→ Stored entries:
————————
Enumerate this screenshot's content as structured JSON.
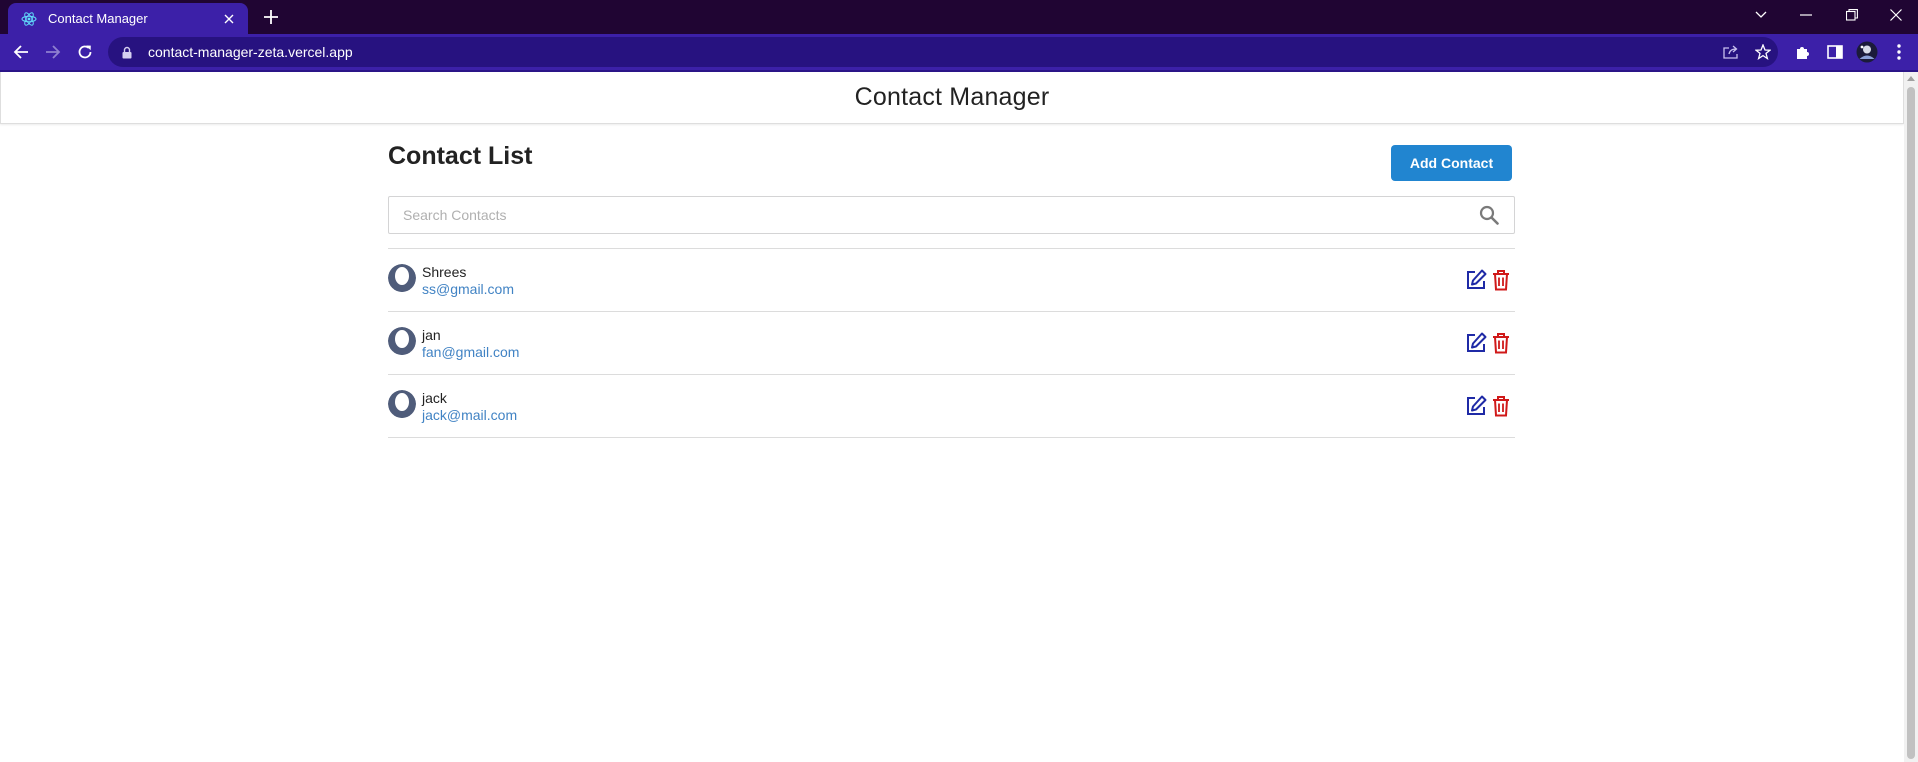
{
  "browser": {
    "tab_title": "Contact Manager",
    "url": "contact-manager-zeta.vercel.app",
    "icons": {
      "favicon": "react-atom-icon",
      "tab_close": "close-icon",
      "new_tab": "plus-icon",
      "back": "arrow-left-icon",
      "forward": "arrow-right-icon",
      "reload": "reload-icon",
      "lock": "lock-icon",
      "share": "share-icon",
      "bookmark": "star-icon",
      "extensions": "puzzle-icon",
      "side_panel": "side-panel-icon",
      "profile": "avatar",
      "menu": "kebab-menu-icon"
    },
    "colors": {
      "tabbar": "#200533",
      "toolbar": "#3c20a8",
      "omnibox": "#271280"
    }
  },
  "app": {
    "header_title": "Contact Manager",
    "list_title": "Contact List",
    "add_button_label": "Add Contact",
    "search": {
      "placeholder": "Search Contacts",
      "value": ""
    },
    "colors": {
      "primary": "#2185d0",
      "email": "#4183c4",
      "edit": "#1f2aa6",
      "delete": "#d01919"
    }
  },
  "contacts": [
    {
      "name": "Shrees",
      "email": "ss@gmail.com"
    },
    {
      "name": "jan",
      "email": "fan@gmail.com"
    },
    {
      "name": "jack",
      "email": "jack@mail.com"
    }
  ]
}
————————
→ Directions:
Restate the whole of the material word for word without the pictures.

→ Task result:
Enumerate this screenshot's content as structured JSON.
{
  "browser": {
    "tab_title": "Contact Manager",
    "url": "contact-manager-zeta.vercel.app",
    "icons": {
      "favicon": "react-atom-icon",
      "tab_close": "close-icon",
      "new_tab": "plus-icon",
      "back": "arrow-left-icon",
      "forward": "arrow-right-icon",
      "reload": "reload-icon",
      "lock": "lock-icon",
      "share": "share-icon",
      "bookmark": "star-icon",
      "extensions": "puzzle-icon",
      "side_panel": "side-panel-icon",
      "profile": "avatar",
      "menu": "kebab-menu-icon"
    },
    "colors": {
      "tabbar": "#200533",
      "toolbar": "#3c20a8",
      "omnibox": "#271280"
    }
  },
  "app": {
    "header_title": "Contact Manager",
    "list_title": "Contact List",
    "add_button_label": "Add Contact",
    "search": {
      "placeholder": "Search Contacts",
      "value": ""
    },
    "colors": {
      "primary": "#2185d0",
      "email": "#4183c4",
      "edit": "#1f2aa6",
      "delete": "#d01919"
    }
  },
  "contacts": [
    {
      "name": "Shrees",
      "email": "ss@gmail.com"
    },
    {
      "name": "jan",
      "email": "fan@gmail.com"
    },
    {
      "name": "jack",
      "email": "jack@mail.com"
    }
  ]
}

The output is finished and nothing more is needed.